## Data provided
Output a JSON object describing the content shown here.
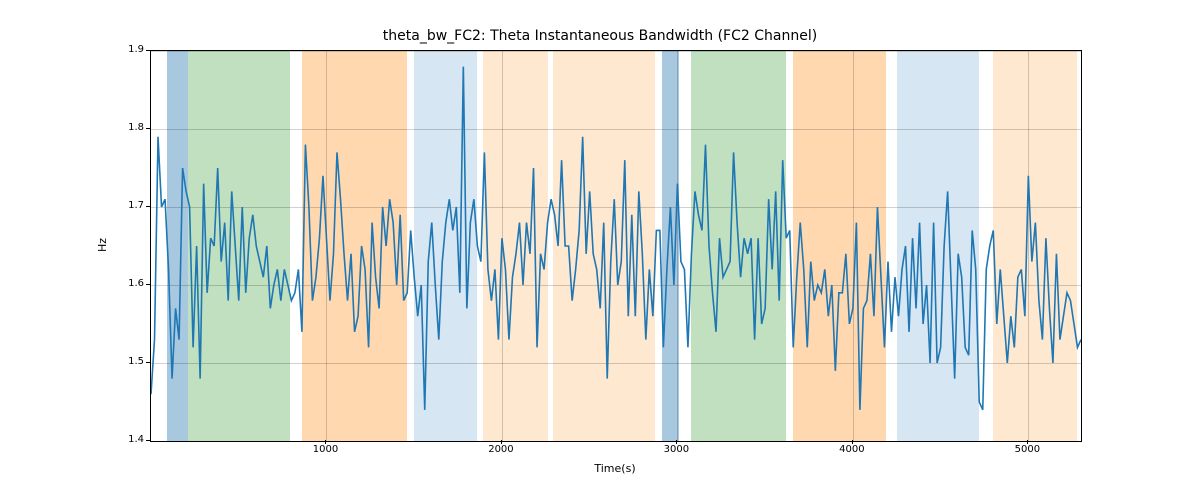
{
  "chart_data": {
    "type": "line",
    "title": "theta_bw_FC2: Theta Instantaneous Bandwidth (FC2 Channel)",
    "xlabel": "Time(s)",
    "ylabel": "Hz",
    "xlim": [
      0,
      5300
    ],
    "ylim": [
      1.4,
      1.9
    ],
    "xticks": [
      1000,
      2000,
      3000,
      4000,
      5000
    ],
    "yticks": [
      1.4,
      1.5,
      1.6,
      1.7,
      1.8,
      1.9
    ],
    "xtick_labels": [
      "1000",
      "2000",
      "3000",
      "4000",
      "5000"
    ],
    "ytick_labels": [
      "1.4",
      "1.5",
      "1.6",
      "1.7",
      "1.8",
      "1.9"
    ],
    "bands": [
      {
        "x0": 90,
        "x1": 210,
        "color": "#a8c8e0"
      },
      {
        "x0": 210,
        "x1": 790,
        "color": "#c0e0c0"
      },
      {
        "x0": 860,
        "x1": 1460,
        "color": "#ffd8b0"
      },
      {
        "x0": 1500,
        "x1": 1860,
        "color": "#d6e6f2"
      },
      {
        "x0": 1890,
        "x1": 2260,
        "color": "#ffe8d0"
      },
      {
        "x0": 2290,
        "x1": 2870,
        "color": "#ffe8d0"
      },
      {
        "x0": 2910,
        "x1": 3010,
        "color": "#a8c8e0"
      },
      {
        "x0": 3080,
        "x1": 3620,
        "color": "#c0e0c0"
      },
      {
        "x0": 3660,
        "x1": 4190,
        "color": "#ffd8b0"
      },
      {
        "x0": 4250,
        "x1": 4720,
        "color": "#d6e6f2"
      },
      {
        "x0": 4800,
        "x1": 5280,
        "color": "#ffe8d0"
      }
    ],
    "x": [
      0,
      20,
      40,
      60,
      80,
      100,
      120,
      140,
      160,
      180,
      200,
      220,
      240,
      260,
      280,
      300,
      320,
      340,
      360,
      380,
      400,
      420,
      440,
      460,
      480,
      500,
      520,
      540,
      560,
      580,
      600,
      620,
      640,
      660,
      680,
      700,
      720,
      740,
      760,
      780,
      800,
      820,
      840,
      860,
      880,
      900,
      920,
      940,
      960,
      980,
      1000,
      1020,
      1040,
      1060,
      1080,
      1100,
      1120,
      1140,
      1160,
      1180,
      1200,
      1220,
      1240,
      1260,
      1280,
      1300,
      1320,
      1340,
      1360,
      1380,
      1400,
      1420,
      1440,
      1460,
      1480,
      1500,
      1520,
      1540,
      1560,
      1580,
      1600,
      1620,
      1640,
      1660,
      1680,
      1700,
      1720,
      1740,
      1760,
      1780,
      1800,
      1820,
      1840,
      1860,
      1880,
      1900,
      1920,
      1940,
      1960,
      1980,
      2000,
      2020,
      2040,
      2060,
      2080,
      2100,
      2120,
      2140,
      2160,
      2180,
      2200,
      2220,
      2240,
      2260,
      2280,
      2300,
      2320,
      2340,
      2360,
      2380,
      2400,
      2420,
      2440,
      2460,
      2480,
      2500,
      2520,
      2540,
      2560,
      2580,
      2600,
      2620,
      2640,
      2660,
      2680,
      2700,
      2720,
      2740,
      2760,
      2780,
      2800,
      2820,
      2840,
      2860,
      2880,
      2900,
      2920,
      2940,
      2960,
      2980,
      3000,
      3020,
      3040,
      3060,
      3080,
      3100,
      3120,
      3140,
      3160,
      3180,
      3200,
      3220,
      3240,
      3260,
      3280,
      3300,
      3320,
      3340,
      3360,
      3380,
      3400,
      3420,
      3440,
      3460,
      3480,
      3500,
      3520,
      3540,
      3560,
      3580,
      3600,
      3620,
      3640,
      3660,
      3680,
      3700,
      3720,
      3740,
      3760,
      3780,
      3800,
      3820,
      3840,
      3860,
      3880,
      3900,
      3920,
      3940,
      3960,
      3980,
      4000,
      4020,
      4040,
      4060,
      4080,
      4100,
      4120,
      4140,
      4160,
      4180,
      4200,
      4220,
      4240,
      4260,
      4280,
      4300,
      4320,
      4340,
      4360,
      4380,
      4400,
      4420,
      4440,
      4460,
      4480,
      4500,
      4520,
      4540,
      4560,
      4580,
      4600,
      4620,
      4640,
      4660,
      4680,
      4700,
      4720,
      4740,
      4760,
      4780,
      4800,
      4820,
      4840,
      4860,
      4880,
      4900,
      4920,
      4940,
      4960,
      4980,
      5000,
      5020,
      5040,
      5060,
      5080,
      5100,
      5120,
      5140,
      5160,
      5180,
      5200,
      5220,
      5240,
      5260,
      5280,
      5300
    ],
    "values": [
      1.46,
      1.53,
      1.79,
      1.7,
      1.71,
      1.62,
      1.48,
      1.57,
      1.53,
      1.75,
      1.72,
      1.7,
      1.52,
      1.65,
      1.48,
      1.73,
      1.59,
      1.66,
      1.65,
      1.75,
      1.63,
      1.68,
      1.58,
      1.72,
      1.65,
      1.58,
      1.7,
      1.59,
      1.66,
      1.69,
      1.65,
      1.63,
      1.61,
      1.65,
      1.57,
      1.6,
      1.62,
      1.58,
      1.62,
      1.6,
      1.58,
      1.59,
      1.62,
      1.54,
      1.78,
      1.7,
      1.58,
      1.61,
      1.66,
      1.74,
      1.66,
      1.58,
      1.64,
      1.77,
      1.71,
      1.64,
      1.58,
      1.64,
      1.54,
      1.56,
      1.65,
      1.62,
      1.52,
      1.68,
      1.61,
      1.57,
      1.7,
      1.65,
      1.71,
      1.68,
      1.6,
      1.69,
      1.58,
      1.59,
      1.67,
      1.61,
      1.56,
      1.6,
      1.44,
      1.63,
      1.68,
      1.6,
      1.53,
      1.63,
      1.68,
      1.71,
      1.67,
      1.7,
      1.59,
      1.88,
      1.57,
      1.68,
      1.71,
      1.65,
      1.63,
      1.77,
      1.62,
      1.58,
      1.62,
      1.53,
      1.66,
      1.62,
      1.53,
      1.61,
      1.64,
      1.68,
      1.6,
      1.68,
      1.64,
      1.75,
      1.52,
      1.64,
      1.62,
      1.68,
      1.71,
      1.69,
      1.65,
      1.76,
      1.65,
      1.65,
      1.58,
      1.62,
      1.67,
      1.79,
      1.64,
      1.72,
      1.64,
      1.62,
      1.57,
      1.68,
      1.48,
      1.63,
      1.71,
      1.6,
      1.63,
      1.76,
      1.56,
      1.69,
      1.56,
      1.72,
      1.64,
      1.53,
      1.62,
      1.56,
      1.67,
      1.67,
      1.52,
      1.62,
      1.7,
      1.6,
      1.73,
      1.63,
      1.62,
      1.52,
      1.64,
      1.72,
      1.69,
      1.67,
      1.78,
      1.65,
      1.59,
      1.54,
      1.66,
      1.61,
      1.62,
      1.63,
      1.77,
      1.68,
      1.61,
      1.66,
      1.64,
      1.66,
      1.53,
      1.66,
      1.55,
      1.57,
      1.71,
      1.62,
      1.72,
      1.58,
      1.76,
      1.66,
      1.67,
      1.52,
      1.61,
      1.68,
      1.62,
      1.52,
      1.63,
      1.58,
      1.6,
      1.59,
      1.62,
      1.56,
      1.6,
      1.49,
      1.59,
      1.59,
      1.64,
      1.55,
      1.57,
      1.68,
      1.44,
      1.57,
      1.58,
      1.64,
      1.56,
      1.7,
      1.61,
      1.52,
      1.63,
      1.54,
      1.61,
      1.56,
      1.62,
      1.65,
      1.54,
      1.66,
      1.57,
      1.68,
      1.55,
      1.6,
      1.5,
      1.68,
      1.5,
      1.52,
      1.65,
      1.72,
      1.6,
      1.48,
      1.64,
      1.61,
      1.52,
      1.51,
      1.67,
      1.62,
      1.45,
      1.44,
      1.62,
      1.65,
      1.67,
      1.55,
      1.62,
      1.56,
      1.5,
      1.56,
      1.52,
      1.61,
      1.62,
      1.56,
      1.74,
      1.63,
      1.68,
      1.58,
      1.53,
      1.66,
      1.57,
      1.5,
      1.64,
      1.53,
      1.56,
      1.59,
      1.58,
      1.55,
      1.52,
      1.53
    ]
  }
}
--
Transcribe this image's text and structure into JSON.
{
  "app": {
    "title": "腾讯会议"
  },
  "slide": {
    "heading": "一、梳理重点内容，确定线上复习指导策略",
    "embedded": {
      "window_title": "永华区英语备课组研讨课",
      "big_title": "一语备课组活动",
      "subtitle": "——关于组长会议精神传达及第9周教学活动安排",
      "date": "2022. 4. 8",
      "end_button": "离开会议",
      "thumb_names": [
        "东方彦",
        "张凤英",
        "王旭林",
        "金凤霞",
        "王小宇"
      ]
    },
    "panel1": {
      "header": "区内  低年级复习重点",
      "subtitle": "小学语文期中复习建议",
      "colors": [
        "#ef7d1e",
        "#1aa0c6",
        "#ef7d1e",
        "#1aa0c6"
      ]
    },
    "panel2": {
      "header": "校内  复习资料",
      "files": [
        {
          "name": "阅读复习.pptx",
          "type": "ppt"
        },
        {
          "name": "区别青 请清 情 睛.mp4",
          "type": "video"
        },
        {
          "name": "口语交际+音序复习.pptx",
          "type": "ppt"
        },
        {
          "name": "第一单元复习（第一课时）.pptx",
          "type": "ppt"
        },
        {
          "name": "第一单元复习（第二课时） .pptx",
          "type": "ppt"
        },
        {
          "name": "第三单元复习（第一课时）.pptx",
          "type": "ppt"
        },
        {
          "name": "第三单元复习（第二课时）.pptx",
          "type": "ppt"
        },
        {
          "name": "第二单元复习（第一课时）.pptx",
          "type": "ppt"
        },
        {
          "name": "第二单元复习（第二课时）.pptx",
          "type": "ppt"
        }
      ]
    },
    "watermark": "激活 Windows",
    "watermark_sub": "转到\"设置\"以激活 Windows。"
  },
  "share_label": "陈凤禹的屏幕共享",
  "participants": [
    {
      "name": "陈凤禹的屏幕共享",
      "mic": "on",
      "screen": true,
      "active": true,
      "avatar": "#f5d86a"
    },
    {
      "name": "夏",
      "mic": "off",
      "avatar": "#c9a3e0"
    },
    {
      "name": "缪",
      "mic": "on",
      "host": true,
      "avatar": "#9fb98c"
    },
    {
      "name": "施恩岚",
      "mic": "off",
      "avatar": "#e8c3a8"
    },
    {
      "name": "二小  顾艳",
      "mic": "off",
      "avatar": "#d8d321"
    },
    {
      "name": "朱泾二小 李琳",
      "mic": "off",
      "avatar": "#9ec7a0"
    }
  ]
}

## Written request
Give nothing but the number of lines containing the string "第三单元复习".

## Solution to the problem
2